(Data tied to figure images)
--

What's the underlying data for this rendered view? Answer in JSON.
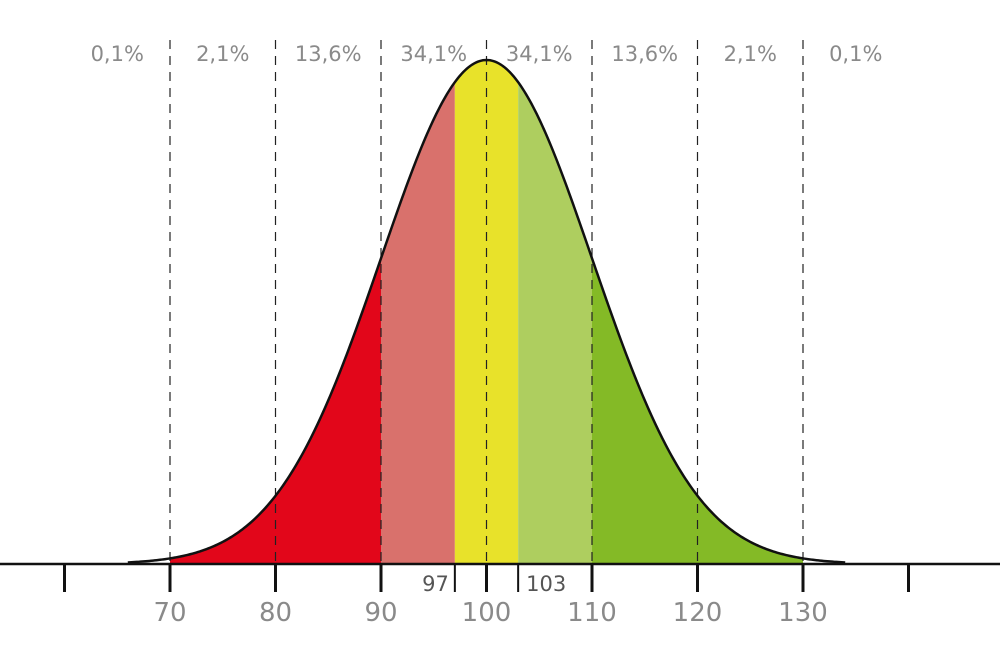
{
  "chart_data": {
    "type": "area",
    "title": "",
    "xlabel": "",
    "ylabel": "",
    "distribution": {
      "mean": 100,
      "sd": 10
    },
    "xlim": [
      60,
      140
    ],
    "grid": false,
    "ticks": [
      {
        "value": 60,
        "label": ""
      },
      {
        "value": 70,
        "label": "70"
      },
      {
        "value": 80,
        "label": "80"
      },
      {
        "value": 90,
        "label": "90"
      },
      {
        "value": 100,
        "label": "100"
      },
      {
        "value": 110,
        "label": "110"
      },
      {
        "value": 120,
        "label": "120"
      },
      {
        "value": 130,
        "label": "130"
      },
      {
        "value": 140,
        "label": ""
      }
    ],
    "inner_ticks": [
      {
        "value": 97,
        "label": "97"
      },
      {
        "value": 103,
        "label": "103"
      }
    ],
    "dashed_lines": [
      70,
      80,
      90,
      100,
      110,
      120,
      130
    ],
    "percent_labels": [
      {
        "from": 60,
        "to": 70,
        "label": "0,1%"
      },
      {
        "from": 70,
        "to": 80,
        "label": "2,1%"
      },
      {
        "from": 80,
        "to": 90,
        "label": "13,6%"
      },
      {
        "from": 90,
        "to": 100,
        "label": "34,1%"
      },
      {
        "from": 100,
        "to": 110,
        "label": "34,1%"
      },
      {
        "from": 110,
        "to": 120,
        "label": "13,6%"
      },
      {
        "from": 120,
        "to": 130,
        "label": "2,1%"
      },
      {
        "from": 130,
        "to": 140,
        "label": "0,1%"
      }
    ],
    "regions": [
      {
        "from": 70,
        "to": 90,
        "color": "#e2061a"
      },
      {
        "from": 90,
        "to": 97,
        "color": "#d9716c"
      },
      {
        "from": 97,
        "to": 103,
        "color": "#e8e22a"
      },
      {
        "from": 103,
        "to": 110,
        "color": "#aece5f"
      },
      {
        "from": 110,
        "to": 130,
        "color": "#84ba26"
      }
    ]
  }
}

--

## [GOAL]
Find "color". Copy every line it occurs in.

## [SOLUTION TO THIS EXERCISE]
        "color": "#e2061a"
        "color": "#d9716c"
        "color": "#e8e22a"
        "color": "#aece5f"
        "color": "#84ba26"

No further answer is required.